(Rows from a dataset)
^^^^^^^^^^^^^^^^

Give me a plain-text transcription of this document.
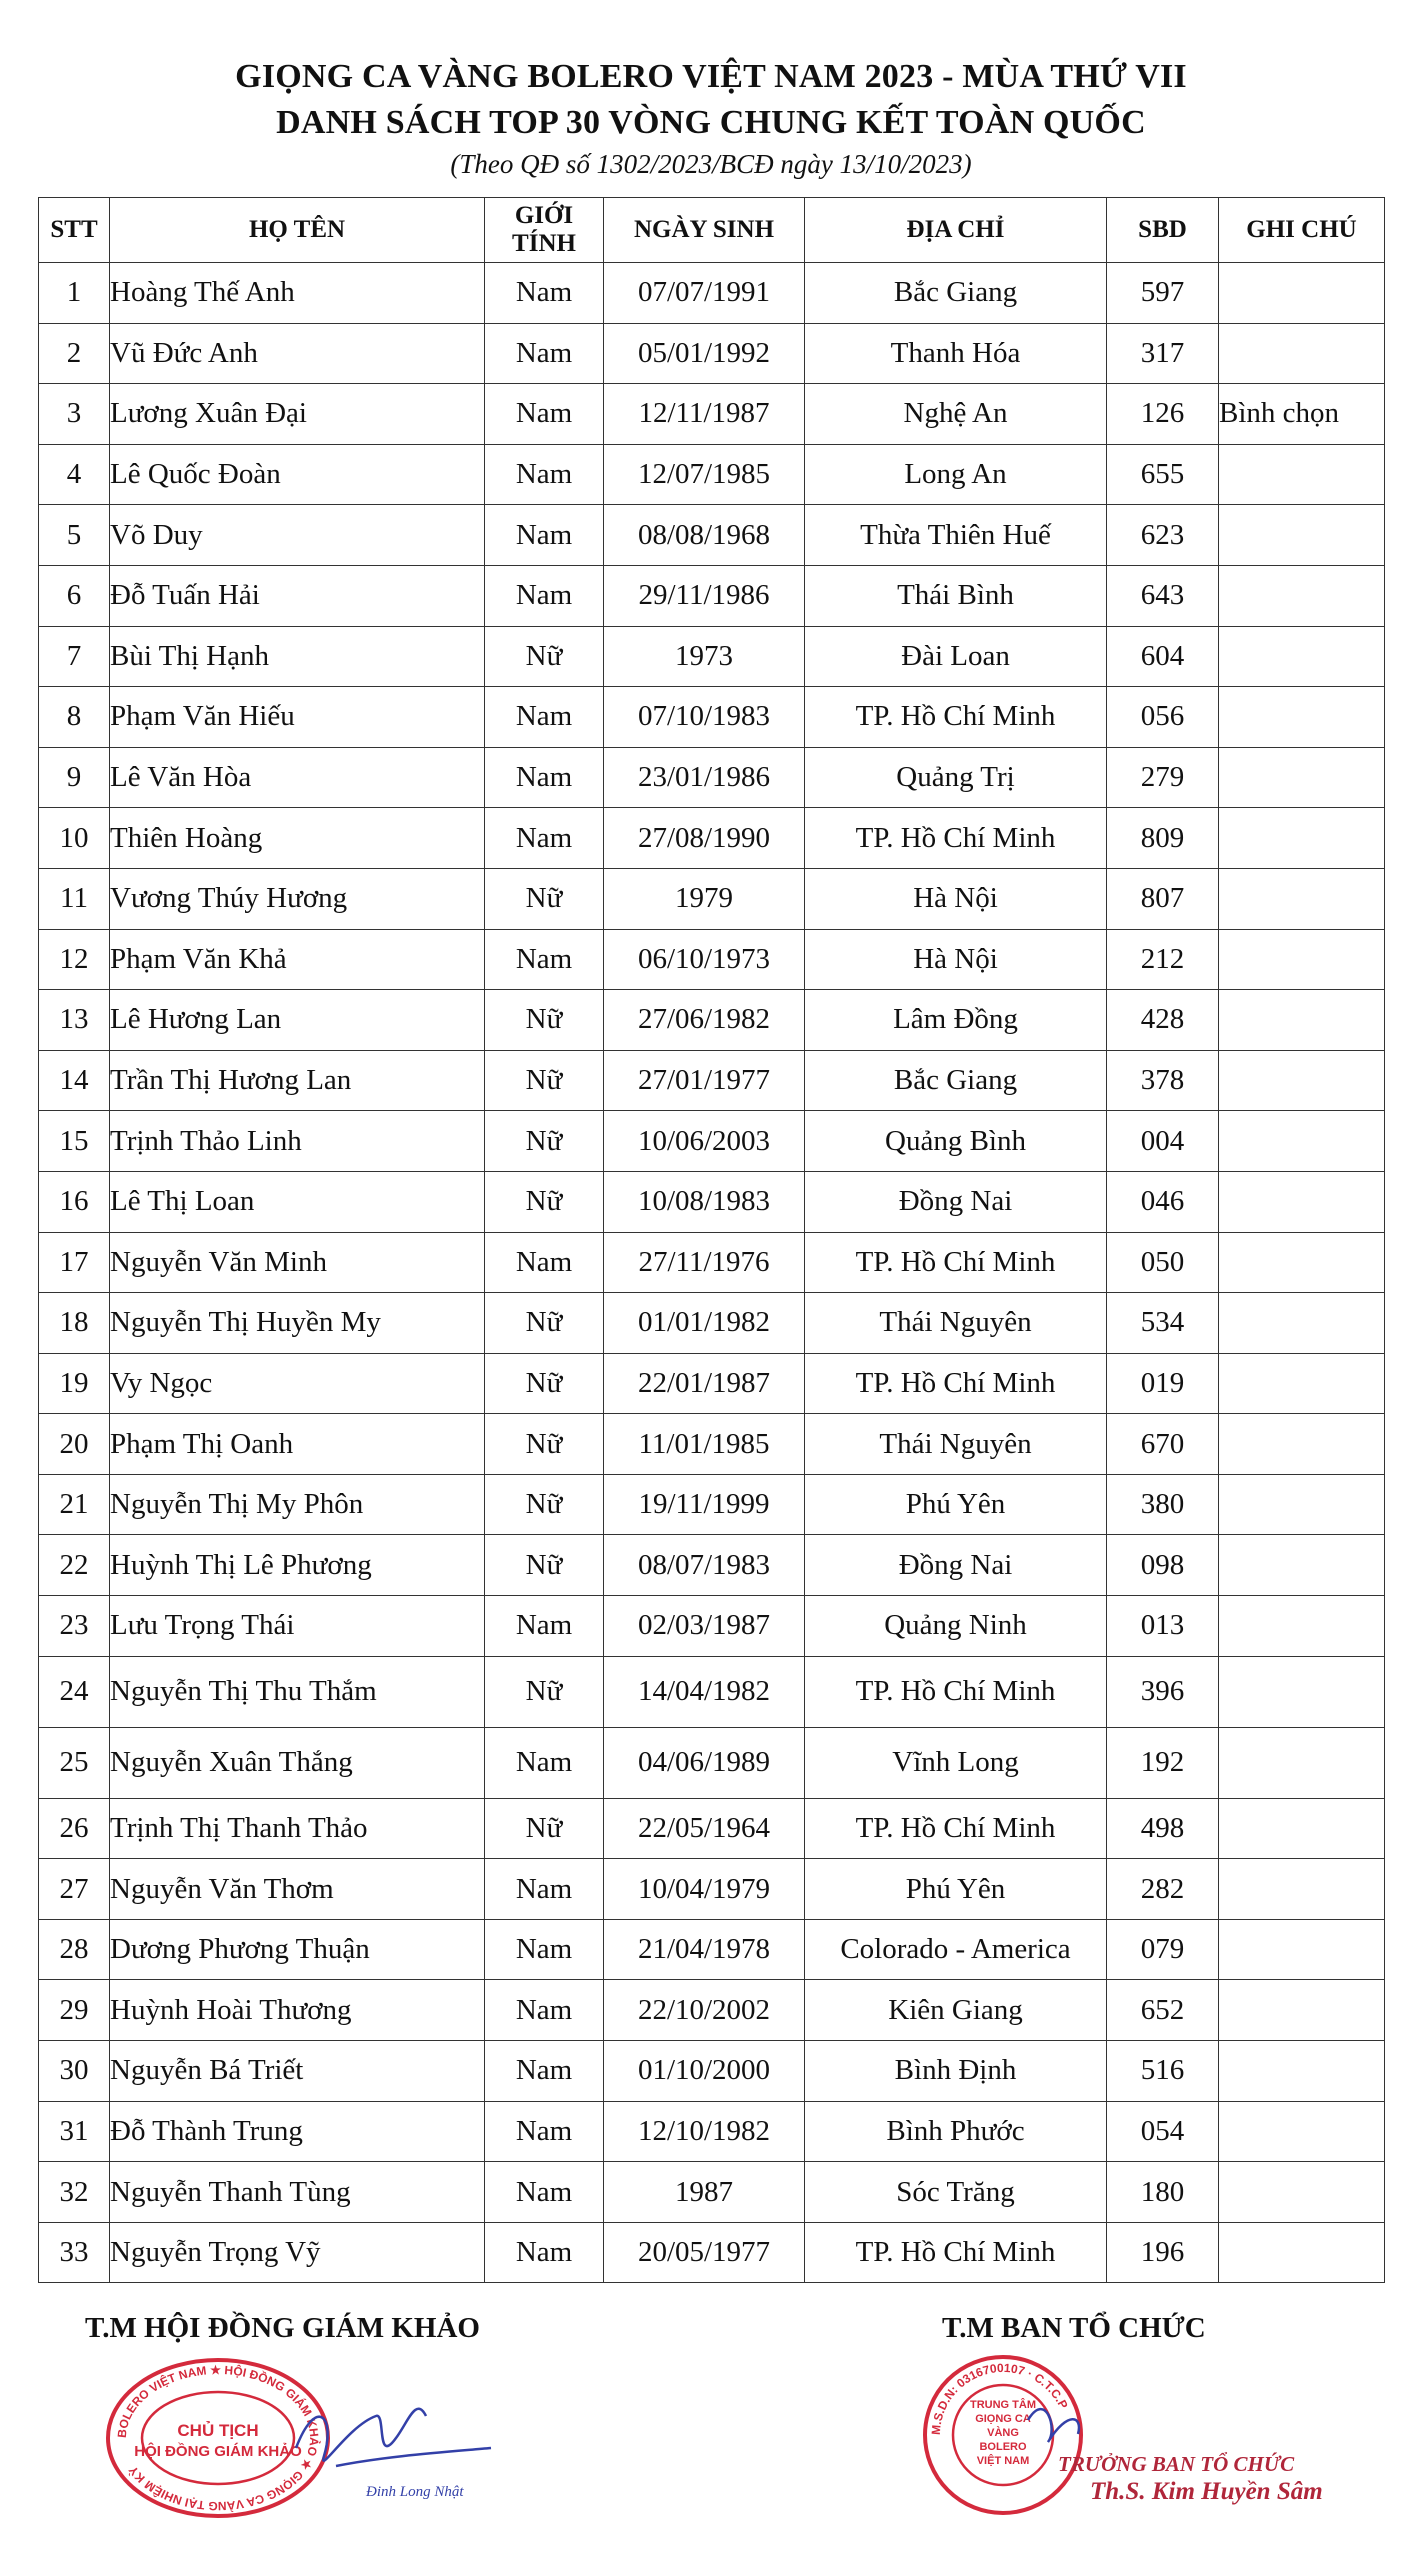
GIỌNG CA VÀNG BOLERO VIỆT NAM 2023 - MÙA THỨ VII
DANH SÁCH TOP 30 VÒNG CHUNG KẾT TOÀN QUỐC
(Theo QĐ số 1302/2023/BCĐ ngày 13/10/2023)
STT	HỌ TÊN	GIỚI TÍNH	NGÀY SINH	ĐỊA CHỈ	SBD	GHI CHÚ
1	Hoàng Thế Anh	Nam	07/07/1991	Bắc Giang	597	
2	Vũ Đức Anh	Nam	05/01/1992	Thanh Hóa	317	
3	Lương Xuân Đại	Nam	12/11/1987	Nghệ An	126	Bình chọn
4	Lê Quốc Đoàn	Nam	12/07/1985	Long An	655	
5	Võ Duy	Nam	08/08/1968	Thừa Thiên Huế	623	
6	Đỗ Tuấn Hải	Nam	29/11/1986	Thái Bình	643	
7	Bùi Thị Hạnh	Nữ	1973	Đài Loan	604	
8	Phạm Văn Hiếu	Nam	07/10/1983	TP. Hồ Chí Minh	056	
9	Lê Văn Hòa	Nam	23/01/1986	Quảng Trị	279	
10	Thiên Hoàng	Nam	27/08/1990	TP. Hồ Chí Minh	809	
11	Vương Thúy Hương	Nữ	1979	Hà Nội	807	
12	Phạm Văn Khả	Nam	06/10/1973	Hà Nội	212	
13	Lê Hương Lan	Nữ	27/06/1982	Lâm Đồng	428	
14	Trần Thị Hương Lan	Nữ	27/01/1977	Bắc Giang	378	
15	Trịnh Thảo Linh	Nữ	10/06/2003	Quảng Bình	004	
16	Lê Thị Loan	Nữ	10/08/1983	Đồng Nai	046	
17	Nguyễn Văn Minh	Nam	27/11/1976	TP. Hồ Chí Minh	050	
18	Nguyễn Thị Huyền My	Nữ	01/01/1982	Thái Nguyên	534	
19	Vy Ngọc	Nữ	22/01/1987	TP. Hồ Chí Minh	019	
20	Phạm Thị Oanh	Nữ	11/01/1985	Thái Nguyên	670	
21	Nguyễn Thị My Phôn	Nữ	19/11/1999	Phú Yên	380	
22	Huỳnh Thị Lê Phương	Nữ	08/07/1983	Đồng Nai	098	
23	Lưu Trọng Thái	Nam	02/03/1987	Quảng Ninh	013	
24	Nguyễn Thị Thu Thắm	Nữ	14/04/1982	TP. Hồ Chí Minh	396	
25	Nguyễn Xuân Thắng	Nam	04/06/1989	Vĩnh Long	192	
26	Trịnh Thị Thanh Thảo	Nữ	22/05/1964	TP. Hồ Chí Minh	498	
27	Nguyễn Văn Thơm	Nam	10/04/1979	Phú Yên	282	
28	Dương Phương Thuận	Nam	21/04/1978	Colorado - America	079	
29	Huỳnh Hoài Thương	Nam	22/10/2002	Kiên Giang	652	
30	Nguyễn Bá Triết	Nam	01/10/2000	Bình Định	516	
31	Đỗ Thành Trung	Nam	12/10/1982	Bình Phước	054	
32	Nguyễn Thanh Tùng	Nam	1987	Sóc Trăng	180	
33	Nguyễn Trọng Vỹ	Nam	20/05/1977	TP. Hồ Chí Minh	196	
T.M HỘI ĐỒNG GIÁM KHẢO	T.M BAN TỔ CHỨC
BOLERO VIỆT NAM ★ HỘI ĐỒNG GIÁM KHẢO ★ GIỌNG CA VÀNG TẠI NHIỆM KỲ
CHỦ TỊCH
HỘI ĐỒNG GIÁM KHẢO
Đinh Long Nhật
M.S.D.N: 0316700107 · C.T.C.P
TRUNG TÂM
GIỌNG CA
VÀNG
BOLERO
VIỆT NAM TRƯỞNG BAN TỔ CHỨC
Th.S. Kim Huyền Sâm
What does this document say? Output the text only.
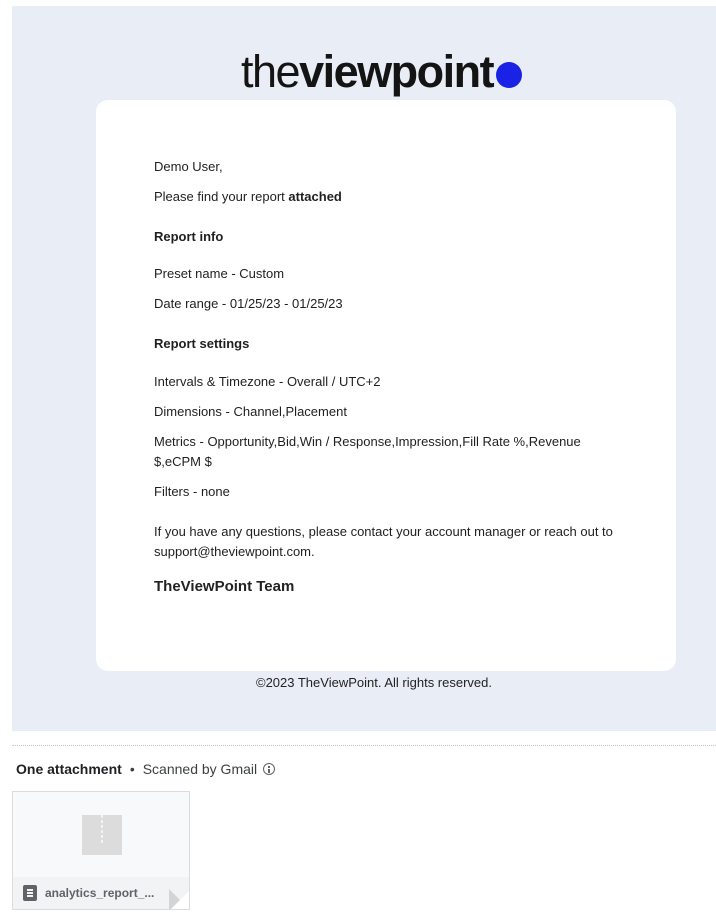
the viewpoint
Demo User,
Please find your report attached
Report info
Preset name - Custom
Date range - 01/25/23 - 01/25/23
Report settings
Intervals & Timezone - Overall / UTC+2
Dimensions - Channel,Placement
Metrics - Opportunity,Bid,Win / Response,Impression,Fill Rate %,Revenue $,eCPM $
Filters - none
If you have any questions, please contact your account manager or reach out to support@theviewpoint.com.
TheViewPoint Team
©2023 TheViewPoint. All rights reserved.
One attachment • Scanned by Gmail
analytics_report_...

^^^^^^^^^^^^^^^^

* TASK TO COMPLETE
From the line with "What does this" down to the end of the entries, retype each line exactly as written, but drop the pictures.

* SOLVED PROBLEM
What does this document say? Output the text only.
the viewpoint
Demo User,
Please find your report attached
Report info
Preset name - Custom
Date range - 01/25/23 - 01/25/23
Report settings
Intervals & Timezone - Overall / UTC+2
Dimensions - Channel,Placement
Metrics - Opportunity,Bid,Win / Response,Impression,Fill Rate %,Revenue $,eCPM $
Filters - none
If you have any questions, please contact your account manager or reach out to support@theviewpoint.com.
TheViewPoint Team
©2023 TheViewPoint. All rights reserved.
One attachment • Scanned by Gmail
analytics_report_...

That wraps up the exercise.